Give back the records below exactly, every one, with no pictures.

########

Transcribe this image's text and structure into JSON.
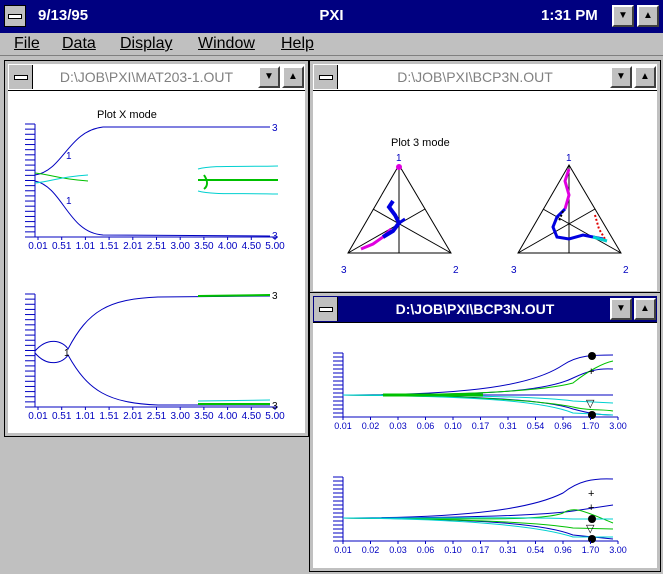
{
  "app": {
    "date": "9/13/95",
    "name": "PXI",
    "time": "1:31 PM"
  },
  "menu": [
    "File",
    "Data",
    "Display",
    "Window",
    "Help"
  ],
  "windows": {
    "mat203": {
      "title": "D:\\JOB\\PXI\\MAT203-1.OUT",
      "plot_title": "Plot X mode",
      "x_ticks": [
        "0.01",
        "0.51",
        "1.01",
        "1.51",
        "2.01",
        "2.51",
        "3.00",
        "3.50",
        "4.00",
        "4.50",
        "5.00"
      ],
      "end_label": "3",
      "mid_label": "1"
    },
    "bcp3n_top": {
      "title": "D:\\JOB\\PXI\\BCP3N.OUT",
      "plot_title": "Plot 3 mode",
      "vertex_labels": [
        "1",
        "2",
        "3"
      ]
    },
    "bcp3n_active": {
      "title": "D:\\JOB\\PXI\\BCP3N.OUT",
      "x_ticks": [
        "0.01",
        "0.02",
        "0.03",
        "0.06",
        "0.10",
        "0.17",
        "0.31",
        "0.54",
        "0.96",
        "1.70",
        "3.00"
      ]
    }
  },
  "colors": {
    "title_active": "#000080",
    "curve_blue": "#0000c0",
    "curve_cyan": "#00d0d0",
    "curve_green": "#00c000",
    "magenta": "#e000e0",
    "axis_text": "#0000c0"
  }
}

########

_The result_.
Transcribe this image's text and structure into JSON.
{
  "app": {
    "date": "9/13/95",
    "name": "PXI",
    "time": "1:31 PM"
  },
  "menu": [
    "File",
    "Data",
    "Display",
    "Window",
    "Help"
  ],
  "windows": {
    "mat203": {
      "title": "D:\\JOB\\PXI\\MAT203-1.OUT",
      "plot_title": "Plot X mode",
      "x_ticks": [
        "0.01",
        "0.51",
        "1.01",
        "1.51",
        "2.01",
        "2.51",
        "3.00",
        "3.50",
        "4.00",
        "4.50",
        "5.00"
      ],
      "end_label": "3",
      "mid_label": "1"
    },
    "bcp3n_top": {
      "title": "D:\\JOB\\PXI\\BCP3N.OUT",
      "plot_title": "Plot 3 mode",
      "vertex_labels": [
        "1",
        "2",
        "3"
      ]
    },
    "bcp3n_active": {
      "title": "D:\\JOB\\PXI\\BCP3N.OUT",
      "x_ticks": [
        "0.01",
        "0.02",
        "0.03",
        "0.06",
        "0.10",
        "0.17",
        "0.31",
        "0.54",
        "0.96",
        "1.70",
        "3.00"
      ]
    }
  },
  "colors": {
    "title_active": "#000080",
    "curve_blue": "#0000c0",
    "curve_cyan": "#00d0d0",
    "curve_green": "#00c000",
    "magenta": "#e000e0",
    "axis_text": "#0000c0"
  }
}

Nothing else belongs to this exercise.